# TASK BRIEF
Retype the listing that follows, exactly as written.

○ ○ ○

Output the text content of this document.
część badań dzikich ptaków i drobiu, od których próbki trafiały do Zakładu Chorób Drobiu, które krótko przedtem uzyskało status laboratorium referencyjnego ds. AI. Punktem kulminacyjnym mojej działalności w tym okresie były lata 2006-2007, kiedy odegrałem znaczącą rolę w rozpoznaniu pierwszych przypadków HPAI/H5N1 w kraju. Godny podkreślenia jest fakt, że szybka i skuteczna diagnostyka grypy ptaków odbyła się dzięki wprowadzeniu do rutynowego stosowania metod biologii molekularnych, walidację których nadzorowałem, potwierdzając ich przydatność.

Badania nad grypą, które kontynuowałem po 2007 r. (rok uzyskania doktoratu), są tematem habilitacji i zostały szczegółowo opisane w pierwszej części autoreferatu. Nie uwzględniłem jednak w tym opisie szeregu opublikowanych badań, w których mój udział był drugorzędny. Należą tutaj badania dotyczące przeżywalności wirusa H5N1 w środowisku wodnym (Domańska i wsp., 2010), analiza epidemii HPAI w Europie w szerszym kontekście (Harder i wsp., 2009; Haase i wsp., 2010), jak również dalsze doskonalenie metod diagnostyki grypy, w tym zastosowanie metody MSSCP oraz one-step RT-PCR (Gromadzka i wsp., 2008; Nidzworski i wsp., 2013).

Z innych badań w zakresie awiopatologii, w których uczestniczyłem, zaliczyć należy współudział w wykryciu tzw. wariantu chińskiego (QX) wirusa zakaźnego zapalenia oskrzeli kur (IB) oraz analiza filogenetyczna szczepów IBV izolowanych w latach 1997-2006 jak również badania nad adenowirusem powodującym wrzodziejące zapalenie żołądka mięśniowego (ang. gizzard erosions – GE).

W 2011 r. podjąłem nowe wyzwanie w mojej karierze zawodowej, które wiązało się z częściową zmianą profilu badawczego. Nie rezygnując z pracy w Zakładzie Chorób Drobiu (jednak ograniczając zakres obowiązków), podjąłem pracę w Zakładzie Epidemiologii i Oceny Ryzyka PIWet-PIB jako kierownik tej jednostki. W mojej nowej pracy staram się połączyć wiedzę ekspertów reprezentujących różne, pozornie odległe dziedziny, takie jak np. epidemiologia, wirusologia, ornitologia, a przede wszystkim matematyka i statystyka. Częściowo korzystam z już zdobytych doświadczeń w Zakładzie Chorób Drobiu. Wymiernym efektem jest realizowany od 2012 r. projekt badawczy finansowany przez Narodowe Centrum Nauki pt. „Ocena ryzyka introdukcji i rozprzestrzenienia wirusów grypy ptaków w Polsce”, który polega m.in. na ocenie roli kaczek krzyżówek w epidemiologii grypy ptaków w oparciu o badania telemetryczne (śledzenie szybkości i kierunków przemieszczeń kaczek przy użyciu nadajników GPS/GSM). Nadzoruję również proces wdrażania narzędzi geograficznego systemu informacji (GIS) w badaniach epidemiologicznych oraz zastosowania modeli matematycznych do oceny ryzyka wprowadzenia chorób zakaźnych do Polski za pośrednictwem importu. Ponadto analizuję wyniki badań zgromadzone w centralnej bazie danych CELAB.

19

○ ○ ○

# RESULT FOR THIS TASK
Output the text content of this document.
część badań dzikich ptaków i drobiu, od których próbki trafiały do Zakładu Chorób Drobiu, które krótko przedtem uzyskało status laboratorium referencyjnego ds. AI. Punktem kulminacyjnym mojej działalności w tym okresie były lata 2006-2007, kiedy odegrałem znaczącą rolę w rozpoznaniu pierwszych przypadków HPAI/H5N1 w kraju. Godny podkreślenia jest fakt, że szybka i skuteczna diagnostyka grypy ptaków odbyła się dzięki wprowadzeniu do rutynowego stosowania metod biologii molekularnych, walidację których nadzorowałem, potwierdzając ich przydatność.

Badania nad grypą, które kontynuowałem po 2007 r. (rok uzyskania doktoratu), są tematem habilitacji i zostały szczegółowo opisane w pierwszej części autoreferatu. Nie uwzględniłem jednak w tym opisie szeregu opublikowanych badań, w których mój udział był drugorzędny. Należą tutaj badania dotyczące przeżywalności wirusa H5N1 w środowisku wodnym (Domańska i wsp., 2010), analiza epidemii HPAI w Europie w szerszym kontekście (Harder i wsp., 2009; Haase i wsp., 2010), jak również dalsze doskonalenie metod diagnostyki grypy, w tym zastosowanie metody MSSCP oraz one-step RT-PCR (Gromadzka i wsp., 2008; Nidzworski i wsp., 2013).

Z innych badań w zakresie awiopatologii, w których uczestniczyłem, zaliczyć należy współudział w wykryciu tzw. wariantu chińskiego (QX) wirusa zakaźnego zapalenia oskrzeli kur (IB) oraz analiza filogenetyczna szczepów IBV izolowanych w latach 1997-2006 jak również badania nad adenowirusem powodującym wrzodziejące zapalenie żołądka mięśniowego (ang. gizzard erosions – GE).

W 2011 r. podjąłem nowe wyzwanie w mojej karierze zawodowej, które wiązało się z częściową zmianą profilu badawczego. Nie rezygnując z pracy w Zakładzie Chorób Drobiu (jednak ograniczając zakres obowiązków), podjąłem pracę w Zakładzie Epidemiologii i Oceny Ryzyka PIWet-PIB jako kierownik tej jednostki. W mojej nowej pracy staram się połączyć wiedzę ekspertów reprezentujących różne, pozornie odległe dziedziny, takie jak np. epidemiologia, wirusologia, ornitologia, a przede wszystkim matematyka i statystyka. Częściowo korzystam z już zdobytych doświadczeń w Zakładzie Chorób Drobiu. Wymiernym efektem jest realizowany od 2012 r. projekt badawczy finansowany przez Narodowe Centrum Nauki pt. „Ocena ryzyka introdukcji i rozprzestrzenienia wirusów grypy ptaków w Polsce”, który polega m.in. na ocenie roli kaczek krzyżówek w epidemiologii grypy ptaków w oparciu o badania telemetryczne (śledzenie szybkości i kierunków przemieszczeń kaczek przy użyciu nadajników GPS/GSM). Nadzoruję również proces wdrażania narzędzi geograficznego systemu informacji (GIS) w badaniach epidemiologicznych oraz zastosowania modeli matematycznych do oceny ryzyka wprowadzenia chorób zakaźnych do Polski za pośrednictwem importu. Ponadto analizuję wyniki badań zgromadzone w centralnej bazie danych CELAB.

19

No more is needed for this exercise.